* **What you need to do**: Copy out the records precisely, omitting pictures.

[Figure content listings]
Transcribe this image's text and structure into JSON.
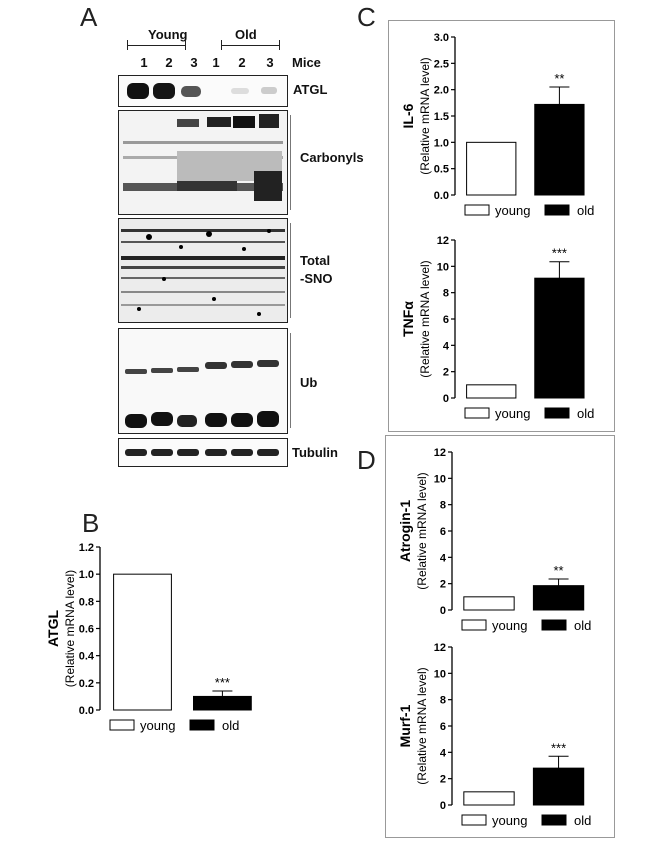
{
  "panels": {
    "a": "A",
    "b": "B",
    "c": "C",
    "d": "D"
  },
  "western": {
    "group_young": "Young",
    "group_old": "Old",
    "mice_label": "Mice",
    "lanes": [
      "1",
      "2",
      "3",
      "1",
      "2",
      "3"
    ],
    "blots": [
      {
        "label": "ATGL"
      },
      {
        "label": "Carbonyls"
      },
      {
        "label": "Total\n-SNO"
      },
      {
        "label": "Ub"
      },
      {
        "label": "Tubulin"
      }
    ]
  },
  "legend": {
    "young": "young",
    "old": "old"
  },
  "chart_data": [
    {
      "panel": "B",
      "type": "bar",
      "ytitle": "ATGL",
      "ylabel": "(Relative mRNA level)",
      "categories": [
        "young",
        "old"
      ],
      "values": [
        1.0,
        0.1
      ],
      "errors": [
        0,
        0.04
      ],
      "significance": "***",
      "ylim": [
        0,
        1.2
      ],
      "yticks": [
        "0.0",
        "0.2",
        "0.4",
        "0.6",
        "0.8",
        "1.0",
        "1.2"
      ]
    },
    {
      "panel": "C",
      "type": "bar",
      "ytitle": "IL-6",
      "ylabel": "(Relative mRNA level)",
      "categories": [
        "young",
        "old"
      ],
      "values": [
        1.0,
        1.72
      ],
      "errors": [
        0,
        0.33
      ],
      "significance": "**",
      "ylim": [
        0,
        3.0
      ],
      "yticks": [
        "0.0",
        "0.5",
        "1.0",
        "1.5",
        "2.0",
        "2.5",
        "3.0"
      ]
    },
    {
      "panel": "C",
      "type": "bar",
      "ytitle": "TNFα",
      "ylabel": "(Relative mRNA level)",
      "categories": [
        "young",
        "old"
      ],
      "values": [
        1.0,
        9.1
      ],
      "errors": [
        0,
        1.25
      ],
      "significance": "***",
      "ylim": [
        0,
        12
      ],
      "yticks": [
        "0",
        "2",
        "4",
        "6",
        "8",
        "10",
        "12"
      ]
    },
    {
      "panel": "D",
      "type": "bar",
      "ytitle": "Atrogin-1",
      "ylabel": "(Relative mRNA level)",
      "categories": [
        "young",
        "old"
      ],
      "values": [
        1.0,
        1.85
      ],
      "errors": [
        0,
        0.5
      ],
      "significance": "**",
      "ylim": [
        0,
        12
      ],
      "yticks": [
        "0",
        "2",
        "4",
        "6",
        "8",
        "10",
        "12"
      ]
    },
    {
      "panel": "D",
      "type": "bar",
      "ytitle": "Murf-1",
      "ylabel": "(Relative mRNA level)",
      "categories": [
        "young",
        "old"
      ],
      "values": [
        1.0,
        2.8
      ],
      "errors": [
        0,
        0.9
      ],
      "significance": "***",
      "ylim": [
        0,
        12
      ],
      "yticks": [
        "0",
        "2",
        "4",
        "6",
        "8",
        "10",
        "12"
      ]
    }
  ]
}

* **Answer to this problem**:
Transcribe this image's text and structure into JSON.
{
  "panels": {
    "a": "A",
    "b": "B",
    "c": "C",
    "d": "D"
  },
  "western": {
    "group_young": "Young",
    "group_old": "Old",
    "mice_label": "Mice",
    "lanes": [
      "1",
      "2",
      "3",
      "1",
      "2",
      "3"
    ],
    "blots": [
      {
        "label": "ATGL"
      },
      {
        "label": "Carbonyls"
      },
      {
        "label": "Total\n-SNO"
      },
      {
        "label": "Ub"
      },
      {
        "label": "Tubulin"
      }
    ]
  },
  "legend": {
    "young": "young",
    "old": "old"
  },
  "chart_data": [
    {
      "panel": "B",
      "type": "bar",
      "ytitle": "ATGL",
      "ylabel": "(Relative mRNA level)",
      "categories": [
        "young",
        "old"
      ],
      "values": [
        1.0,
        0.1
      ],
      "errors": [
        0,
        0.04
      ],
      "significance": "***",
      "ylim": [
        0,
        1.2
      ],
      "yticks": [
        "0.0",
        "0.2",
        "0.4",
        "0.6",
        "0.8",
        "1.0",
        "1.2"
      ]
    },
    {
      "panel": "C",
      "type": "bar",
      "ytitle": "IL-6",
      "ylabel": "(Relative mRNA level)",
      "categories": [
        "young",
        "old"
      ],
      "values": [
        1.0,
        1.72
      ],
      "errors": [
        0,
        0.33
      ],
      "significance": "**",
      "ylim": [
        0,
        3.0
      ],
      "yticks": [
        "0.0",
        "0.5",
        "1.0",
        "1.5",
        "2.0",
        "2.5",
        "3.0"
      ]
    },
    {
      "panel": "C",
      "type": "bar",
      "ytitle": "TNFα",
      "ylabel": "(Relative mRNA level)",
      "categories": [
        "young",
        "old"
      ],
      "values": [
        1.0,
        9.1
      ],
      "errors": [
        0,
        1.25
      ],
      "significance": "***",
      "ylim": [
        0,
        12
      ],
      "yticks": [
        "0",
        "2",
        "4",
        "6",
        "8",
        "10",
        "12"
      ]
    },
    {
      "panel": "D",
      "type": "bar",
      "ytitle": "Atrogin-1",
      "ylabel": "(Relative mRNA level)",
      "categories": [
        "young",
        "old"
      ],
      "values": [
        1.0,
        1.85
      ],
      "errors": [
        0,
        0.5
      ],
      "significance": "**",
      "ylim": [
        0,
        12
      ],
      "yticks": [
        "0",
        "2",
        "4",
        "6",
        "8",
        "10",
        "12"
      ]
    },
    {
      "panel": "D",
      "type": "bar",
      "ytitle": "Murf-1",
      "ylabel": "(Relative mRNA level)",
      "categories": [
        "young",
        "old"
      ],
      "values": [
        1.0,
        2.8
      ],
      "errors": [
        0,
        0.9
      ],
      "significance": "***",
      "ylim": [
        0,
        12
      ],
      "yticks": [
        "0",
        "2",
        "4",
        "6",
        "8",
        "10",
        "12"
      ]
    }
  ]
}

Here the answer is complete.